>> Start PROVIDED RECORDS

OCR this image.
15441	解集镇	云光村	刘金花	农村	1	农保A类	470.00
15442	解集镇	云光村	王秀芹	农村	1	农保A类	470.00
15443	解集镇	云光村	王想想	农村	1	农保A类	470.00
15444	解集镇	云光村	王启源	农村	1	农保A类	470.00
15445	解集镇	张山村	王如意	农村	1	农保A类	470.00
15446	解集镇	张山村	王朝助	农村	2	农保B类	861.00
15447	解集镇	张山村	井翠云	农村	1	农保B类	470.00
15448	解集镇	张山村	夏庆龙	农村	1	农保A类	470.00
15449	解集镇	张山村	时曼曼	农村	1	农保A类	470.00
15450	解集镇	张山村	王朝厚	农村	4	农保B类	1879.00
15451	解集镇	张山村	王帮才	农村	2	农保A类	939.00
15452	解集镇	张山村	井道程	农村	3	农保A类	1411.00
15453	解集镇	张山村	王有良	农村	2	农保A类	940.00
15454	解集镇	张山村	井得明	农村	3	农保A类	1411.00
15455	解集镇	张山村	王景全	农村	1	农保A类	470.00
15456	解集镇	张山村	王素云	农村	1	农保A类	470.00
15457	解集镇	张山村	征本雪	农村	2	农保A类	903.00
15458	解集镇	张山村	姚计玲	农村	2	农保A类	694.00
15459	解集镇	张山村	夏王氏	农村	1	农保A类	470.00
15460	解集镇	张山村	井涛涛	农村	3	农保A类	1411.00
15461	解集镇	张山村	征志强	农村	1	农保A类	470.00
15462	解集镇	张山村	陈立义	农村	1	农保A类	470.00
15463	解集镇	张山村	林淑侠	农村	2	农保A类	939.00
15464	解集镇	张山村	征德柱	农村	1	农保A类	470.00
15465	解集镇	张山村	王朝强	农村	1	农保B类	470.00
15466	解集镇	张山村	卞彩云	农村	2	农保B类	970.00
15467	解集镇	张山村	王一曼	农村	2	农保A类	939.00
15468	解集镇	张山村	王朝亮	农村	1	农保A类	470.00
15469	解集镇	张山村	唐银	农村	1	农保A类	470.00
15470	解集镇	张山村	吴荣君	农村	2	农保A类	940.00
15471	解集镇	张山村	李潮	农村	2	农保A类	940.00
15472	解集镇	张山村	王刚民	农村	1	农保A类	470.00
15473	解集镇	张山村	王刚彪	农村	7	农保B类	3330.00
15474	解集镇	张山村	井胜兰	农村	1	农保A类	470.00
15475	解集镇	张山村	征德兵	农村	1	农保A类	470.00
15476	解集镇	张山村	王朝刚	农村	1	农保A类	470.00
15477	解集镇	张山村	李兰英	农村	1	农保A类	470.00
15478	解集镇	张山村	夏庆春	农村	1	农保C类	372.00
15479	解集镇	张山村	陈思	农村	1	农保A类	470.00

>> End PROVIDED RECORDS

#### WHAT YOU WILL DO
Set down the entries above again, word for word.

#### WORKED SOLUTION
OCR this image.
15441	解集镇	云光村	刘金花	农村	1	农保A类	470.00
15442	解集镇	云光村	王秀芹	农村	1	农保A类	470.00
15443	解集镇	云光村	王想想	农村	1	农保A类	470.00
15444	解集镇	云光村	王启源	农村	1	农保A类	470.00
15445	解集镇	张山村	王如意	农村	1	农保A类	470.00
15446	解集镇	张山村	王朝助	农村	2	农保B类	861.00
15447	解集镇	张山村	井翠云	农村	1	农保B类	470.00
15448	解集镇	张山村	夏庆龙	农村	1	农保A类	470.00
15449	解集镇	张山村	时曼曼	农村	1	农保A类	470.00
15450	解集镇	张山村	王朝厚	农村	4	农保B类	1879.00
15451	解集镇	张山村	王帮才	农村	2	农保A类	939.00
15452	解集镇	张山村	井道程	农村	3	农保A类	1411.00
15453	解集镇	张山村	王有良	农村	2	农保A类	940.00
15454	解集镇	张山村	井得明	农村	3	农保A类	1411.00
15455	解集镇	张山村	王景全	农村	1	农保A类	470.00
15456	解集镇	张山村	王素云	农村	1	农保A类	470.00
15457	解集镇	张山村	征本雪	农村	2	农保A类	903.00
15458	解集镇	张山村	姚计玲	农村	2	农保A类	694.00
15459	解集镇	张山村	夏王氏	农村	1	农保A类	470.00
15460	解集镇	张山村	井涛涛	农村	3	农保A类	1411.00
15461	解集镇	张山村	征志强	农村	1	农保A类	470.00
15462	解集镇	张山村	陈立义	农村	1	农保A类	470.00
15463	解集镇	张山村	林淑侠	农村	2	农保A类	939.00
15464	解集镇	张山村	征德柱	农村	1	农保A类	470.00
15465	解集镇	张山村	王朝强	农村	1	农保B类	470.00
15466	解集镇	张山村	卞彩云	农村	2	农保B类	970.00
15467	解集镇	张山村	王一曼	农村	2	农保A类	939.00
15468	解集镇	张山村	王朝亮	农村	1	农保A类	470.00
15469	解集镇	张山村	唐银	农村	1	农保A类	470.00
15470	解集镇	张山村	吴荣君	农村	2	农保A类	940.00
15471	解集镇	张山村	李潮	农村	2	农保A类	940.00
15472	解集镇	张山村	王刚民	农村	1	农保A类	470.00
15473	解集镇	张山村	王刚彪	农村	7	农保B类	3330.00
15474	解集镇	张山村	井胜兰	农村	1	农保A类	470.00
15475	解集镇	张山村	征德兵	农村	1	农保A类	470.00
15476	解集镇	张山村	王朝刚	农村	1	农保A类	470.00
15477	解集镇	张山村	李兰英	农村	1	农保A类	470.00
15478	解集镇	张山村	夏庆春	农村	1	农保C类	372.00
15479	解集镇	张山村	陈思	农村	1	农保A类	470.00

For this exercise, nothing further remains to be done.